• **What to produce**
Return the full material exactly.

• **Data to process**
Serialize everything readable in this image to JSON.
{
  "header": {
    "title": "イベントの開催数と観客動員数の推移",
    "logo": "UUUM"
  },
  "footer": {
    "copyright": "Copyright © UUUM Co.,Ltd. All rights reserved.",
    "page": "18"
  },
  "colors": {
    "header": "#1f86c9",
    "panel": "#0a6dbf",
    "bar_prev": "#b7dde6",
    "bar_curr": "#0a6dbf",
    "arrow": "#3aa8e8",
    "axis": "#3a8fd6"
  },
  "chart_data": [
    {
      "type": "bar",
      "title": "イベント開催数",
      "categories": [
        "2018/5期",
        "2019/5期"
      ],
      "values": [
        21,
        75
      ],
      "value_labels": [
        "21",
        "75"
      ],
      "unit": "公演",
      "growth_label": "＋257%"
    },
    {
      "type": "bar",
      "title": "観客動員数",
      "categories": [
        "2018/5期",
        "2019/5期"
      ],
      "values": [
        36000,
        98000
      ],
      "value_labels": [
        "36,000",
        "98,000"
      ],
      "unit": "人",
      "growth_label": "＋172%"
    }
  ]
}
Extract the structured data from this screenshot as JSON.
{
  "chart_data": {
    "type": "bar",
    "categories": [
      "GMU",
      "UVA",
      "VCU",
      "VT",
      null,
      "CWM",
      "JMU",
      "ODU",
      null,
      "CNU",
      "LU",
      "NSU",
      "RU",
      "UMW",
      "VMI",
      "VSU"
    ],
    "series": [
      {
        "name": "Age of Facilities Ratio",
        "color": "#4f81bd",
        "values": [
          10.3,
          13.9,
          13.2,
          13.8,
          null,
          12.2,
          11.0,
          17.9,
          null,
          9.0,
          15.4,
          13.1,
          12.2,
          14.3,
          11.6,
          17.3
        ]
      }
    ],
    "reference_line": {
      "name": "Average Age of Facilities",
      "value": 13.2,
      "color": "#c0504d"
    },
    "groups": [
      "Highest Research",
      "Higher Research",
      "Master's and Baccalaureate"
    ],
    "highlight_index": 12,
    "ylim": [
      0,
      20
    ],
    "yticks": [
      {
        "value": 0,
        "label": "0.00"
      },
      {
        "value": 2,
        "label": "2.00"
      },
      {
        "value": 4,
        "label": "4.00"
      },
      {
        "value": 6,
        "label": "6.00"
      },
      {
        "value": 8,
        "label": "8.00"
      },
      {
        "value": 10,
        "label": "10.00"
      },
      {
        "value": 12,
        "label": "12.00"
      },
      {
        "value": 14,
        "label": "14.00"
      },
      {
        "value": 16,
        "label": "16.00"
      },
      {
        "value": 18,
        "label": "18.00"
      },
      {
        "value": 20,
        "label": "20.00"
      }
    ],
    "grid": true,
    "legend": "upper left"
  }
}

• **Output of the task**
Serialize everything readable in this image to JSON.
{
  "header": {
    "title": "イベントの開催数と観客動員数の推移",
    "logo": "UUUM"
  },
  "footer": {
    "copyright": "Copyright © UUUM Co.,Ltd. All rights reserved.",
    "page": "18"
  },
  "colors": {
    "header": "#1f86c9",
    "panel": "#0a6dbf",
    "bar_prev": "#b7dde6",
    "bar_curr": "#0a6dbf",
    "arrow": "#3aa8e8",
    "axis": "#3a8fd6"
  },
  "chart_data": [
    {
      "type": "bar",
      "title": "イベント開催数",
      "categories": [
        "2018/5期",
        "2019/5期"
      ],
      "values": [
        21,
        75
      ],
      "value_labels": [
        "21",
        "75"
      ],
      "unit": "公演",
      "growth_label": "＋257%"
    },
    {
      "type": "bar",
      "title": "観客動員数",
      "categories": [
        "2018/5期",
        "2019/5期"
      ],
      "values": [
        36000,
        98000
      ],
      "value_labels": [
        "36,000",
        "98,000"
      ],
      "unit": "人",
      "growth_label": "＋172%"
    }
  ]
}
Extract the structured data from this screenshot as JSON.
{
  "chart_data": {
    "type": "bar",
    "categories": [
      "GMU",
      "UVA",
      "VCU",
      "VT",
      null,
      "CWM",
      "JMU",
      "ODU",
      null,
      "CNU",
      "LU",
      "NSU",
      "RU",
      "UMW",
      "VMI",
      "VSU"
    ],
    "series": [
      {
        "name": "Age of Facilities Ratio",
        "color": "#4f81bd",
        "values": [
          10.3,
          13.9,
          13.2,
          13.8,
          null,
          12.2,
          11.0,
          17.9,
          null,
          9.0,
          15.4,
          13.1,
          12.2,
          14.3,
          11.6,
          17.3
        ]
      }
    ],
    "reference_line": {
      "name": "Average Age of Facilities",
      "value": 13.2,
      "color": "#c0504d"
    },
    "groups": [
      "Highest Research",
      "Higher Research",
      "Master's and Baccalaureate"
    ],
    "highlight_index": 12,
    "ylim": [
      0,
      20
    ],
    "yticks": [
      {
        "value": 0,
        "label": "0.00"
      },
      {
        "value": 2,
        "label": "2.00"
      },
      {
        "value": 4,
        "label": "4.00"
      },
      {
        "value": 6,
        "label": "6.00"
      },
      {
        "value": 8,
        "label": "8.00"
      },
      {
        "value": 10,
        "label": "10.00"
      },
      {
        "value": 12,
        "label": "12.00"
      },
      {
        "value": 14,
        "label": "14.00"
      },
      {
        "value": 16,
        "label": "16.00"
      },
      {
        "value": 18,
        "label": "18.00"
      },
      {
        "value": 20,
        "label": "20.00"
      }
    ],
    "grid": true,
    "legend": "upper left"
  }
}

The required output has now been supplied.